SET TASK: Repeat every line below exactly as it reads.
- - -
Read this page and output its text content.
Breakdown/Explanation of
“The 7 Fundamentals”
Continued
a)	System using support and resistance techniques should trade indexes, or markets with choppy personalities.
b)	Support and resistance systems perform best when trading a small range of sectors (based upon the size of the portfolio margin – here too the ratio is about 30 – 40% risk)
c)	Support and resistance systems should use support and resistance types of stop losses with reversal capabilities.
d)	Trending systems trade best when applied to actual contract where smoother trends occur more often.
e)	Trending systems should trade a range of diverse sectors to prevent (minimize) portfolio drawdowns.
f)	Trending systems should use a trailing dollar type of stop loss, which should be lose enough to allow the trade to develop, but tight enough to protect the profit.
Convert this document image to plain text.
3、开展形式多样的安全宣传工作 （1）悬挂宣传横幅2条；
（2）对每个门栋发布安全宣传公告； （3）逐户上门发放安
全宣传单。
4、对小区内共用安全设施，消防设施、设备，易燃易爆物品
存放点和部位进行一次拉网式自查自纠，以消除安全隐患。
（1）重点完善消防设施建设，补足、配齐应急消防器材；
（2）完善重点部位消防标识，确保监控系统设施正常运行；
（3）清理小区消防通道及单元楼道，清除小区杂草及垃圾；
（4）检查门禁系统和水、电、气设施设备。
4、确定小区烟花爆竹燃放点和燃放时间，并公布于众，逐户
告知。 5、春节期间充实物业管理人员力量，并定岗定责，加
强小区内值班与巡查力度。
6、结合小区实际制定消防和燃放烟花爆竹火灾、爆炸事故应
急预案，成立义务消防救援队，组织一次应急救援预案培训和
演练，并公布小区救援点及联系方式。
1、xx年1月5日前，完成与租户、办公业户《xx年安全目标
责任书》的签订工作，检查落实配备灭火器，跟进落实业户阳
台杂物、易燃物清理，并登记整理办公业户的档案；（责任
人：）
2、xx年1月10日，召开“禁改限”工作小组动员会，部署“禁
- - -
ANSWER FOR THIS EXERCISE:
Read this page and output its text content.
Breakdown/Explanation of
“The 7 Fundamentals”
Continued
a)	System using support and resistance techniques should trade indexes, or markets with choppy personalities.
b)	Support and resistance systems perform best when trading a small range of sectors (based upon the size of the portfolio margin – here too the ratio is about 30 – 40% risk)
c)	Support and resistance systems should use support and resistance types of stop losses with reversal capabilities.
d)	Trending systems trade best when applied to actual contract where smoother trends occur more often.
e)	Trending systems should trade a range of diverse sectors to prevent (minimize) portfolio drawdowns.
f)	Trending systems should use a trailing dollar type of stop loss, which should be lose enough to allow the trade to develop, but tight enough to protect the profit.
Convert this document image to plain text.
3、开展形式多样的安全宣传工作 （1）悬挂宣传横幅2条；
（2）对每个门栋发布安全宣传公告； （3）逐户上门发放安
全宣传单。
4、对小区内共用安全设施，消防设施、设备，易燃易爆物品
存放点和部位进行一次拉网式自查自纠，以消除安全隐患。
（1）重点完善消防设施建设，补足、配齐应急消防器材；
（2）完善重点部位消防标识，确保监控系统设施正常运行；
（3）清理小区消防通道及单元楼道，清除小区杂草及垃圾；
（4）检查门禁系统和水、电、气设施设备。
4、确定小区烟花爆竹燃放点和燃放时间，并公布于众，逐户
告知。 5、春节期间充实物业管理人员力量，并定岗定责，加
强小区内值班与巡查力度。
6、结合小区实际制定消防和燃放烟花爆竹火灾、爆炸事故应
急预案，成立义务消防救援队，组织一次应急救援预案培训和
演练，并公布小区救援点及联系方式。
1、xx年1月5日前，完成与租户、办公业户《xx年安全目标
责任书》的签订工作，检查落实配备灭火器，跟进落实业户阳
台杂物、易燃物清理，并登记整理办公业户的档案；（责任
人：）
2、xx年1月10日，召开“禁改限”工作小组动员会，部署“禁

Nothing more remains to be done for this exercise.